**What is expected**
Repeat each of the following items line for line, without changing a character. Omit the pictures from your reply.

Items stored from a collection
◇ ◇ ◇

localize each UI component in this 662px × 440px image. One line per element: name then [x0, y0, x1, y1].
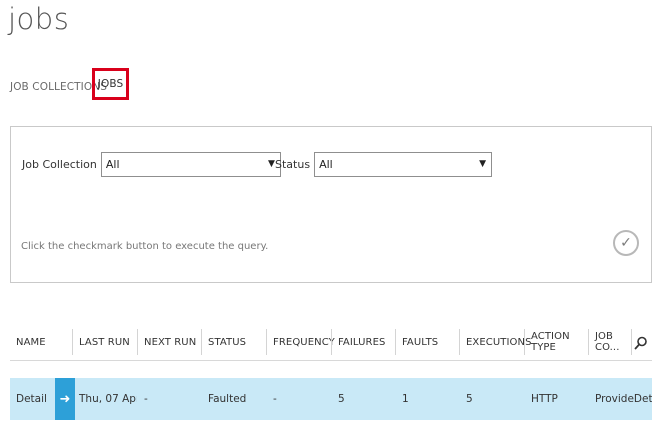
cell-job-collection: ProvideDetails [595, 393, 652, 405]
col-header-failures[interactable]: FAILURES [332, 323, 394, 361]
checkmark-icon: ✓ [620, 235, 632, 251]
cell-action-type: HTTP [531, 393, 558, 405]
col-header-action-type[interactable]: ACTION TYPE [525, 323, 587, 361]
cell-last-run: Thu, 07 Apr 20... [79, 393, 137, 405]
status-label: Status [275, 158, 311, 171]
cell-faults: 1 [402, 393, 409, 405]
col-header-frequency[interactable]: FREQUENCY [267, 323, 335, 361]
col-header-faults[interactable]: FAULTS [396, 323, 459, 361]
cell-next-run: - [144, 393, 148, 405]
col-header-executions[interactable]: EXECUTIONS [460, 323, 531, 361]
col-header-job-collection[interactable]: JOB CO... [589, 323, 631, 361]
dropdown-arrow-icon: ▼ [267, 159, 275, 169]
job-collection-select[interactable]: All ▼ [100, 152, 281, 177]
row-detail-arrow-icon[interactable]: ➜ [55, 378, 75, 420]
query-panel: Job Collection All ▼ Status All ▼ Click … [10, 126, 652, 283]
query-hint: Click the checkmark button to execute th… [21, 241, 269, 252]
cell-frequency: - [273, 393, 277, 405]
subnav: JOB COLLECTIONS JOBS [10, 68, 129, 100]
status-value: All [319, 158, 333, 171]
execute-query-button[interactable]: ✓ [613, 230, 639, 256]
status-filter: Status All ▼ [275, 152, 493, 177]
cell-executions: 5 [466, 393, 473, 405]
job-collection-filter: Job Collection All ▼ [22, 152, 281, 177]
col-header-last-run[interactable]: LAST RUN [73, 323, 136, 361]
col-header-status[interactable]: STATUS [202, 323, 265, 361]
col-header-name[interactable]: NAME [10, 323, 72, 361]
job-collection-label: Job Collection [22, 158, 97, 171]
jobs-grid: NAME LAST RUN NEXT RUN STATUS FREQUENCY … [10, 323, 652, 420]
cell-name[interactable]: Detail [10, 378, 55, 420]
job-collection-value: All [105, 158, 120, 171]
table-row[interactable]: Detail ➜ Thu, 07 Apr 20... - Faulted - 5… [10, 378, 652, 420]
col-header-next-run[interactable]: NEXT RUN [138, 323, 200, 361]
grid-header: NAME LAST RUN NEXT RUN STATUS FREQUENCY … [10, 323, 652, 361]
status-select[interactable]: All ▼ [314, 152, 493, 177]
dropdown-arrow-icon: ▼ [479, 159, 487, 169]
search-icon[interactable] [634, 335, 648, 350]
tab-jobs[interactable]: JOBS [92, 68, 129, 100]
page-title: jobs [8, 2, 70, 36]
cell-failures: 5 [338, 393, 345, 405]
cell-status: Faulted [208, 393, 247, 405]
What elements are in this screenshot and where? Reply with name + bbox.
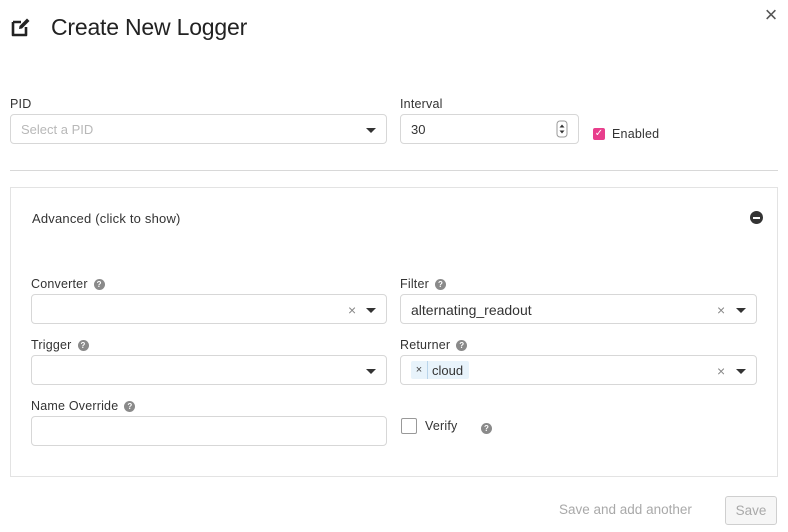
save-and-add-button[interactable]: Save and add another	[559, 502, 692, 517]
help-icon[interactable]: ?	[93, 279, 105, 290]
verify-label: Verify	[425, 419, 458, 433]
chevron-down-icon[interactable]	[736, 369, 746, 374]
remove-tag-icon[interactable]: ×	[411, 361, 428, 379]
collapse-icon[interactable]	[750, 211, 763, 224]
interval-label: Interval	[400, 97, 443, 111]
filter-select[interactable]: alternating_readout ×	[400, 294, 757, 324]
trigger-select[interactable]	[31, 355, 387, 385]
trigger-label: Trigger?	[31, 337, 89, 353]
returner-label-text: Returner	[400, 338, 451, 352]
filter-value: alternating_readout	[411, 302, 532, 318]
converter-select[interactable]: ×	[31, 294, 387, 324]
dialog-title: Create New Logger	[51, 14, 248, 40]
chevron-down-icon[interactable]	[736, 308, 746, 313]
interval-input[interactable]: 30	[400, 114, 579, 144]
pid-label: PID	[10, 97, 32, 111]
name-override-input[interactable]	[31, 416, 387, 446]
help-icon[interactable]: ?	[77, 340, 89, 351]
save-button[interactable]: Save	[725, 496, 777, 525]
filter-label-text: Filter	[400, 277, 429, 291]
help-icon[interactable]: ?	[456, 340, 468, 351]
returner-label: Returner?	[400, 337, 468, 353]
clear-icon[interactable]: ×	[717, 303, 725, 317]
trigger-label-text: Trigger	[31, 338, 72, 352]
converter-label: Converter?	[31, 276, 105, 292]
name-override-label: Name Override?	[31, 398, 136, 414]
name-override-label-text: Name Override	[31, 399, 119, 413]
chevron-down-icon[interactable]	[366, 308, 376, 313]
returner-tag: × cloud	[411, 361, 470, 379]
close-button[interactable]: ×	[760, 4, 782, 26]
chevron-down-icon[interactable]	[366, 128, 376, 133]
returner-tag-label: cloud	[432, 362, 464, 378]
clear-icon[interactable]: ×	[348, 303, 356, 317]
enabled-label: Enabled	[612, 127, 660, 141]
verify-help: ?	[481, 419, 492, 437]
filter-label: Filter?	[400, 276, 446, 292]
help-icon[interactable]: ?	[434, 279, 446, 290]
edit-icon	[10, 16, 32, 38]
pid-select[interactable]: Select a PID	[10, 114, 387, 144]
enabled-checkbox[interactable]: ✓	[593, 128, 605, 140]
clear-icon[interactable]: ×	[717, 364, 725, 378]
chevron-down-icon[interactable]	[366, 369, 376, 374]
advanced-toggle[interactable]: Advanced (click to show)	[32, 211, 181, 227]
verify-checkbox[interactable]	[401, 418, 417, 434]
pid-placeholder: Select a PID	[21, 122, 94, 137]
interval-value: 30	[411, 122, 426, 137]
converter-label-text: Converter	[31, 277, 88, 291]
section-divider	[10, 170, 778, 171]
number-stepper-icon[interactable]	[556, 120, 568, 138]
help-icon[interactable]: ?	[481, 423, 492, 434]
help-icon[interactable]: ?	[124, 401, 136, 412]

◇ ◇ ◇

**The reply**
localize each UI component in this 662px × 440px image. One line per element: name then [x0, y0, x1, y1].
cell-job-collection: ProvideDetails [595, 393, 652, 405]
col-header-failures[interactable]: FAILURES [332, 323, 394, 361]
checkmark-icon: ✓ [620, 235, 632, 251]
cell-action-type: HTTP [531, 393, 558, 405]
col-header-action-type[interactable]: ACTION TYPE [525, 323, 587, 361]
cell-last-run: Thu, 07 Apr 20... [79, 393, 137, 405]
status-label: Status [275, 158, 311, 171]
cell-faults: 1 [402, 393, 409, 405]
col-header-frequency[interactable]: FREQUENCY [267, 323, 335, 361]
col-header-faults[interactable]: FAULTS [396, 323, 459, 361]
cell-next-run: - [144, 393, 148, 405]
col-header-executions[interactable]: EXECUTIONS [460, 323, 531, 361]
col-header-job-collection[interactable]: JOB CO... [589, 323, 631, 361]
dropdown-arrow-icon: ▼ [267, 159, 275, 169]
job-collection-select[interactable]: All ▼ [100, 152, 281, 177]
row-detail-arrow-icon[interactable]: ➜ [55, 378, 75, 420]
query-panel: Job Collection All ▼ Status All ▼ Click … [10, 126, 652, 283]
query-hint: Click the checkmark button to execute th… [21, 241, 269, 252]
cell-frequency: - [273, 393, 277, 405]
subnav: JOB COLLECTIONS JOBS [10, 68, 129, 100]
status-value: All [319, 158, 333, 171]
execute-query-button[interactable]: ✓ [613, 230, 639, 256]
status-filter: Status All ▼ [275, 152, 493, 177]
cell-executions: 5 [466, 393, 473, 405]
job-collection-filter: Job Collection All ▼ [22, 152, 281, 177]
col-header-last-run[interactable]: LAST RUN [73, 323, 136, 361]
col-header-status[interactable]: STATUS [202, 323, 265, 361]
col-header-name[interactable]: NAME [10, 323, 72, 361]
job-collection-label: Job Collection [22, 158, 97, 171]
jobs-grid: NAME LAST RUN NEXT RUN STATUS FREQUENCY … [10, 323, 652, 420]
cell-name[interactable]: Detail [10, 378, 55, 420]
job-collection-value: All [105, 158, 120, 171]
table-row[interactable]: Detail ➜ Thu, 07 Apr 20... - Faulted - 5… [10, 378, 652, 420]
col-header-next-run[interactable]: NEXT RUN [138, 323, 200, 361]
grid-header: NAME LAST RUN NEXT RUN STATUS FREQUENCY … [10, 323, 652, 361]
status-select[interactable]: All ▼ [314, 152, 493, 177]
dropdown-arrow-icon: ▼ [479, 159, 487, 169]
search-icon[interactable] [634, 335, 648, 350]
tab-jobs[interactable]: JOBS [92, 68, 129, 100]
page-title: jobs [8, 2, 70, 36]
cell-failures: 5 [338, 393, 345, 405]
cell-status: Faulted [208, 393, 247, 405]
What elements are in this screenshot and where? Reply with name + bbox.
save-and-add-button[interactable]: Save and add another	[559, 502, 692, 517]
help-icon[interactable]: ?	[93, 279, 105, 290]
verify-label: Verify	[425, 419, 458, 433]
chevron-down-icon[interactable]	[736, 369, 746, 374]
remove-tag-icon[interactable]: ×	[411, 361, 428, 379]
collapse-icon[interactable]	[750, 211, 763, 224]
interval-label: Interval	[400, 97, 443, 111]
filter-select[interactable]: alternating_readout ×	[400, 294, 757, 324]
trigger-select[interactable]	[31, 355, 387, 385]
trigger-label: Trigger?	[31, 337, 89, 353]
returner-label-text: Returner	[400, 338, 451, 352]
filter-value: alternating_readout	[411, 302, 532, 318]
converter-select[interactable]: ×	[31, 294, 387, 324]
dialog-title: Create New Logger	[51, 14, 248, 40]
chevron-down-icon[interactable]	[736, 308, 746, 313]
interval-input[interactable]: 30	[400, 114, 579, 144]
pid-label: PID	[10, 97, 32, 111]
name-override-input[interactable]	[31, 416, 387, 446]
help-icon[interactable]: ?	[77, 340, 89, 351]
save-button[interactable]: Save	[725, 496, 777, 525]
filter-label-text: Filter	[400, 277, 429, 291]
help-icon[interactable]: ?	[456, 340, 468, 351]
returner-label: Returner?	[400, 337, 468, 353]
clear-icon[interactable]: ×	[717, 303, 725, 317]
trigger-label-text: Trigger	[31, 338, 72, 352]
converter-label: Converter?	[31, 276, 105, 292]
name-override-label: Name Override?	[31, 398, 136, 414]
name-override-label-text: Name Override	[31, 399, 119, 413]
chevron-down-icon[interactable]	[366, 308, 376, 313]
returner-tag: × cloud	[411, 361, 470, 379]
close-button[interactable]: ×	[760, 4, 782, 26]
chevron-down-icon[interactable]	[366, 128, 376, 133]
returner-tag-label: cloud	[432, 362, 464, 378]
clear-icon[interactable]: ×	[348, 303, 356, 317]
enabled-label: Enabled	[612, 127, 660, 141]
verify-help: ?	[481, 419, 492, 437]
filter-label: Filter?	[400, 276, 446, 292]
help-icon[interactable]: ?	[434, 279, 446, 290]
edit-icon	[10, 16, 32, 38]
pid-select[interactable]: Select a PID	[10, 114, 387, 144]
enabled-checkbox[interactable]: ✓	[593, 128, 605, 140]
clear-icon[interactable]: ×	[717, 364, 725, 378]
chevron-down-icon[interactable]	[366, 369, 376, 374]
advanced-toggle[interactable]: Advanced (click to show)	[32, 211, 181, 227]
verify-checkbox[interactable]	[401, 418, 417, 434]
pid-placeholder: Select a PID	[21, 122, 94, 137]
interval-value: 30	[411, 122, 426, 137]
converter-label-text: Converter	[31, 277, 88, 291]
section-divider	[10, 170, 778, 171]
number-stepper-icon[interactable]	[556, 120, 568, 138]
help-icon[interactable]: ?	[481, 423, 492, 434]
help-icon[interactable]: ?	[124, 401, 136, 412]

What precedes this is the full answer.